#### Records:
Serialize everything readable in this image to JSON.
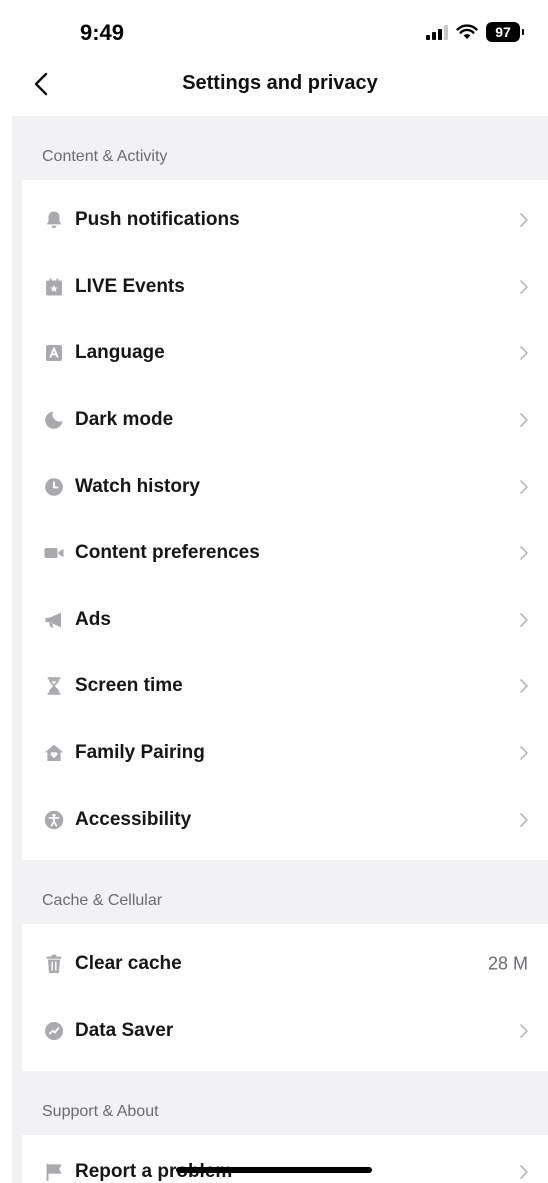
{
  "status_bar": {
    "time": "9:49",
    "battery": "97"
  },
  "header": {
    "title": "Settings and privacy"
  },
  "sections": [
    {
      "title": "Content & Activity",
      "items": [
        {
          "label": "Push notifications",
          "icon": "bell-icon"
        },
        {
          "label": "LIVE Events",
          "icon": "calendar-icon"
        },
        {
          "label": "Language",
          "icon": "language-icon"
        },
        {
          "label": "Dark mode",
          "icon": "moon-icon"
        },
        {
          "label": "Watch history",
          "icon": "clock-icon"
        },
        {
          "label": "Content preferences",
          "icon": "video-camera-icon"
        },
        {
          "label": "Ads",
          "icon": "megaphone-icon"
        },
        {
          "label": "Screen time",
          "icon": "hourglass-icon"
        },
        {
          "label": "Family Pairing",
          "icon": "house-heart-icon"
        },
        {
          "label": "Accessibility",
          "icon": "accessibility-icon"
        }
      ]
    },
    {
      "title": "Cache & Cellular",
      "items": [
        {
          "label": "Clear cache",
          "icon": "trash-icon",
          "value": "28 M"
        },
        {
          "label": "Data Saver",
          "icon": "data-saver-icon"
        }
      ]
    },
    {
      "title": "Support & About",
      "items": [
        {
          "label": "Report a problem",
          "icon": "flag-icon"
        }
      ]
    }
  ],
  "colors": {
    "icon": "#a9a9ae",
    "chevron": "#b9b9be",
    "section_text": "#6b6b70",
    "background": "#f2f2f4"
  }
}
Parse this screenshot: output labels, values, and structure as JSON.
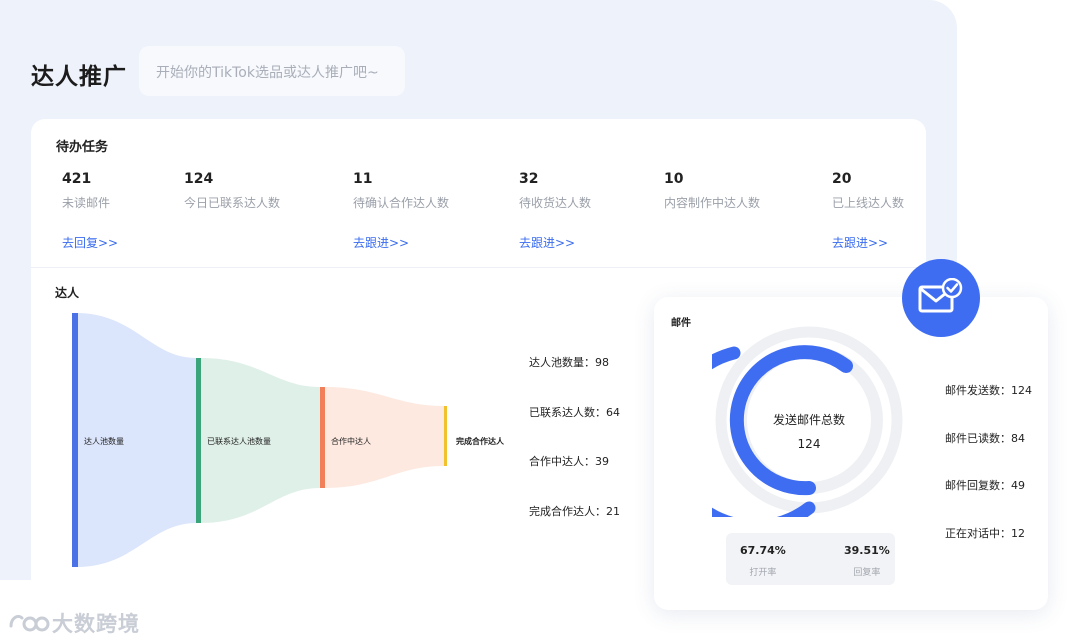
{
  "header": {
    "title": "达人推广",
    "search_placeholder": "开始你的TikTok选品或达人推广吧~"
  },
  "tasks": {
    "heading": "待办任务",
    "items": [
      {
        "count": "421",
        "label": "未读邮件",
        "link": "去回复>>"
      },
      {
        "count": "124",
        "label": "今日已联系达人数",
        "link": ""
      },
      {
        "count": "11",
        "label": "待确认合作达人数",
        "link": "去跟进>>"
      },
      {
        "count": "32",
        "label": "待收货达人数",
        "link": "去跟进>>"
      },
      {
        "count": "10",
        "label": "内容制作中达人数",
        "link": ""
      },
      {
        "count": "20",
        "label": "已上线达人数",
        "link": "去跟进>>"
      }
    ]
  },
  "influencers": {
    "heading": "达人",
    "funnel": [
      {
        "label": "达人池数量",
        "color": "#4a72e6",
        "band": "#dbe5fb"
      },
      {
        "label": "已联系达人池数量",
        "color": "#3aa47a",
        "band": "#dff0e8"
      },
      {
        "label": "合作中达人",
        "color": "#f07f5a",
        "band": "#fde9e0"
      },
      {
        "label": "完成合作达人",
        "color": "#f2c12e",
        "band": ""
      }
    ],
    "stats": [
      "达人池数量：98",
      "已联系达人数：64",
      "合作中达人：39",
      "完成合作达人：21"
    ]
  },
  "mail": {
    "heading": "邮件",
    "center_title": "发送邮件总数",
    "center_value": "124",
    "stats": [
      "邮件发送数：124",
      "邮件已读数：84",
      "邮件回复数：49",
      "正在对话中：12"
    ],
    "open_rate_value": "67.74%",
    "open_rate_label": "打开率",
    "reply_rate_value": "39.51%",
    "reply_rate_label": "回复率",
    "accent": "#3f6df2",
    "track": "#eef0f4",
    "icon": "mail-check-icon"
  },
  "watermark": "大数跨境"
}
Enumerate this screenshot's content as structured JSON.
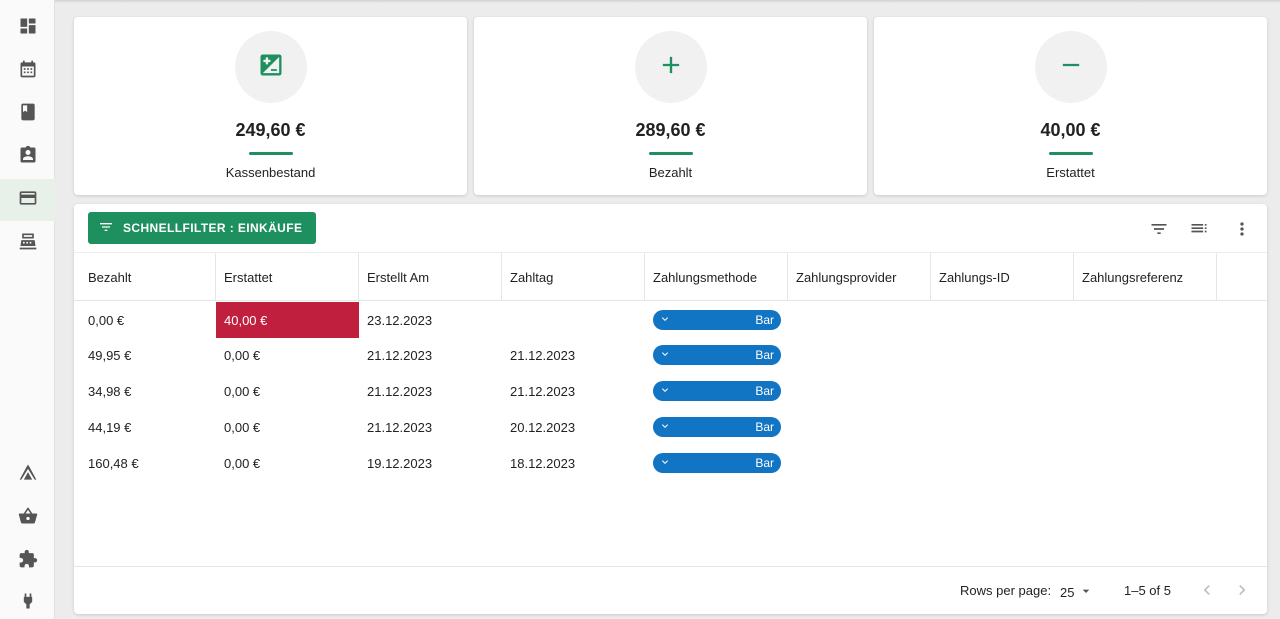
{
  "sidebar": {
    "items": [
      {
        "icon": "dashboard-icon"
      },
      {
        "icon": "calendar-icon"
      },
      {
        "icon": "book-icon"
      },
      {
        "icon": "contact-card-icon"
      },
      {
        "icon": "credit-card-icon",
        "active": true
      },
      {
        "icon": "cash-register-icon"
      },
      {
        "icon": "tent-icon"
      },
      {
        "icon": "basket-icon"
      },
      {
        "icon": "puzzle-icon"
      },
      {
        "icon": "plug-icon"
      }
    ]
  },
  "cards": [
    {
      "icon": "balance-icon",
      "value": "249,60 €",
      "label": "Kassenbestand"
    },
    {
      "icon": "plus-icon",
      "value": "289,60 €",
      "label": "Bezahlt"
    },
    {
      "icon": "minus-icon",
      "value": "40,00 €",
      "label": "Erstattet"
    }
  ],
  "toolbar": {
    "filter_label": "SCHNELLFILTER : EINKÄUFE",
    "icons": [
      "filter-icon",
      "columns-icon",
      "more-vert-icon"
    ]
  },
  "table": {
    "columns": [
      "Bezahlt",
      "Erstattet",
      "Erstellt Am",
      "Zahltag",
      "Zahlungsmethode",
      "Zahlungsprovider",
      "Zahlungs-ID",
      "Zahlungsreferenz"
    ],
    "rows": [
      {
        "bezahlt": "0,00 €",
        "erstattet": "40,00 €",
        "erstellt": "23.12.2023",
        "zahltag": "",
        "methode": "Bar",
        "highlight": true
      },
      {
        "bezahlt": "49,95 €",
        "erstattet": "0,00 €",
        "erstellt": "21.12.2023",
        "zahltag": "21.12.2023",
        "methode": "Bar"
      },
      {
        "bezahlt": "34,98 €",
        "erstattet": "0,00 €",
        "erstellt": "21.12.2023",
        "zahltag": "21.12.2023",
        "methode": "Bar"
      },
      {
        "bezahlt": "44,19 €",
        "erstattet": "0,00 €",
        "erstellt": "21.12.2023",
        "zahltag": "20.12.2023",
        "methode": "Bar"
      },
      {
        "bezahlt": "160,48 €",
        "erstattet": "0,00 €",
        "erstellt": "19.12.2023",
        "zahltag": "18.12.2023",
        "methode": "Bar"
      }
    ]
  },
  "pagination": {
    "rows_per_page_label": "Rows per page:",
    "rows_per_page": "25",
    "range": "1–5 of 5"
  },
  "colors": {
    "accent": "#1e8f5e",
    "pill": "#1275c4",
    "refund_highlight": "#c0203e"
  }
}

#### What is expected:
Without the pictures, restate all of the entries above verbatim.

#### Correct result:
Serialize everything readable in this image to JSON.
{
  "status_bar": {
    "time": "9:49",
    "battery": "97"
  },
  "header": {
    "title": "Settings and privacy"
  },
  "sections": [
    {
      "title": "Content & Activity",
      "items": [
        {
          "label": "Push notifications",
          "icon": "bell-icon"
        },
        {
          "label": "LIVE Events",
          "icon": "calendar-icon"
        },
        {
          "label": "Language",
          "icon": "language-icon"
        },
        {
          "label": "Dark mode",
          "icon": "moon-icon"
        },
        {
          "label": "Watch history",
          "icon": "clock-icon"
        },
        {
          "label": "Content preferences",
          "icon": "video-camera-icon"
        },
        {
          "label": "Ads",
          "icon": "megaphone-icon"
        },
        {
          "label": "Screen time",
          "icon": "hourglass-icon"
        },
        {
          "label": "Family Pairing",
          "icon": "house-heart-icon"
        },
        {
          "label": "Accessibility",
          "icon": "accessibility-icon"
        }
      ]
    },
    {
      "title": "Cache & Cellular",
      "items": [
        {
          "label": "Clear cache",
          "icon": "trash-icon",
          "value": "28 M"
        },
        {
          "label": "Data Saver",
          "icon": "data-saver-icon"
        }
      ]
    },
    {
      "title": "Support & About",
      "items": [
        {
          "label": "Report a problem",
          "icon": "flag-icon"
        }
      ]
    }
  ],
  "colors": {
    "icon": "#a9a9ae",
    "chevron": "#b9b9be",
    "section_text": "#6b6b70",
    "background": "#f2f2f4"
  }
}
Parse this screenshot: output labels, values, and structure as JSON.
{
  "header": {
    "title": "达人推广",
    "search_placeholder": "开始你的TikTok选品或达人推广吧~"
  },
  "tasks": {
    "heading": "待办任务",
    "items": [
      {
        "count": "421",
        "label": "未读邮件",
        "link": "去回复>>"
      },
      {
        "count": "124",
        "label": "今日已联系达人数",
        "link": ""
      },
      {
        "count": "11",
        "label": "待确认合作达人数",
        "link": "去跟进>>"
      },
      {
        "count": "32",
        "label": "待收货达人数",
        "link": "去跟进>>"
      },
      {
        "count": "10",
        "label": "内容制作中达人数",
        "link": ""
      },
      {
        "count": "20",
        "label": "已上线达人数",
        "link": "去跟进>>"
      }
    ]
  },
  "influencers": {
    "heading": "达人",
    "funnel": [
      {
        "label": "达人池数量",
        "color": "#4a72e6",
        "band": "#dbe5fb"
      },
      {
        "label": "已联系达人池数量",
        "color": "#3aa47a",
        "band": "#dff0e8"
      },
      {
        "label": "合作中达人",
        "color": "#f07f5a",
        "band": "#fde9e0"
      },
      {
        "label": "完成合作达人",
        "color": "#f2c12e",
        "band": ""
      }
    ],
    "stats": [
      "达人池数量：98",
      "已联系达人数：64",
      "合作中达人：39",
      "完成合作达人：21"
    ]
  },
  "mail": {
    "heading": "邮件",
    "center_title": "发送邮件总数",
    "center_value": "124",
    "stats": [
      "邮件发送数：124",
      "邮件已读数：84",
      "邮件回复数：49",
      "正在对话中：12"
    ],
    "open_rate_value": "67.74%",
    "open_rate_label": "打开率",
    "reply_rate_value": "39.51%",
    "reply_rate_label": "回复率",
    "accent": "#3f6df2",
    "track": "#eef0f4",
    "icon": "mail-check-icon"
  },
  "watermark": "大数跨境"
}
Enumerate this screenshot's content as structured JSON.
{
  "sidebar": {
    "items": [
      {
        "icon": "dashboard-icon"
      },
      {
        "icon": "calendar-icon"
      },
      {
        "icon": "book-icon"
      },
      {
        "icon": "contact-card-icon"
      },
      {
        "icon": "credit-card-icon",
        "active": true
      },
      {
        "icon": "cash-register-icon"
      },
      {
        "icon": "tent-icon"
      },
      {
        "icon": "basket-icon"
      },
      {
        "icon": "puzzle-icon"
      },
      {
        "icon": "plug-icon"
      }
    ]
  },
  "cards": [
    {
      "icon": "balance-icon",
      "value": "249,60 €",
      "label": "Kassenbestand"
    },
    {
      "icon": "plus-icon",
      "value": "289,60 €",
      "label": "Bezahlt"
    },
    {
      "icon": "minus-icon",
      "value": "40,00 €",
      "label": "Erstattet"
    }
  ],
  "toolbar": {
    "filter_label": "SCHNELLFILTER : EINKÄUFE",
    "icons": [
      "filter-icon",
      "columns-icon",
      "more-vert-icon"
    ]
  },
  "table": {
    "columns": [
      "Bezahlt",
      "Erstattet",
      "Erstellt Am",
      "Zahltag",
      "Zahlungsmethode",
      "Zahlungsprovider",
      "Zahlungs-ID",
      "Zahlungsreferenz"
    ],
    "rows": [
      {
        "bezahlt": "0,00 €",
        "erstattet": "40,00 €",
        "erstellt": "23.12.2023",
        "zahltag": "",
        "methode": "Bar",
        "highlight": true
      },
      {
        "bezahlt": "49,95 €",
        "erstattet": "0,00 €",
        "erstellt": "21.12.2023",
        "zahltag": "21.12.2023",
        "methode": "Bar"
      },
      {
        "bezahlt": "34,98 €",
        "erstattet": "0,00 €",
        "erstellt": "21.12.2023",
        "zahltag": "21.12.2023",
        "methode": "Bar"
      },
      {
        "bezahlt": "44,19 €",
        "erstattet": "0,00 €",
        "erstellt": "21.12.2023",
        "zahltag": "20.12.2023",
        "methode": "Bar"
      },
      {
        "bezahlt": "160,48 €",
        "erstattet": "0,00 €",
        "erstellt": "19.12.2023",
        "zahltag": "18.12.2023",
        "methode": "Bar"
      }
    ]
  },
  "pagination": {
    "rows_per_page_label": "Rows per page:",
    "rows_per_page": "25",
    "range": "1–5 of 5"
  },
  "colors": {
    "accent": "#1e8f5e",
    "pill": "#1275c4",
    "refund_highlight": "#c0203e"
  }
}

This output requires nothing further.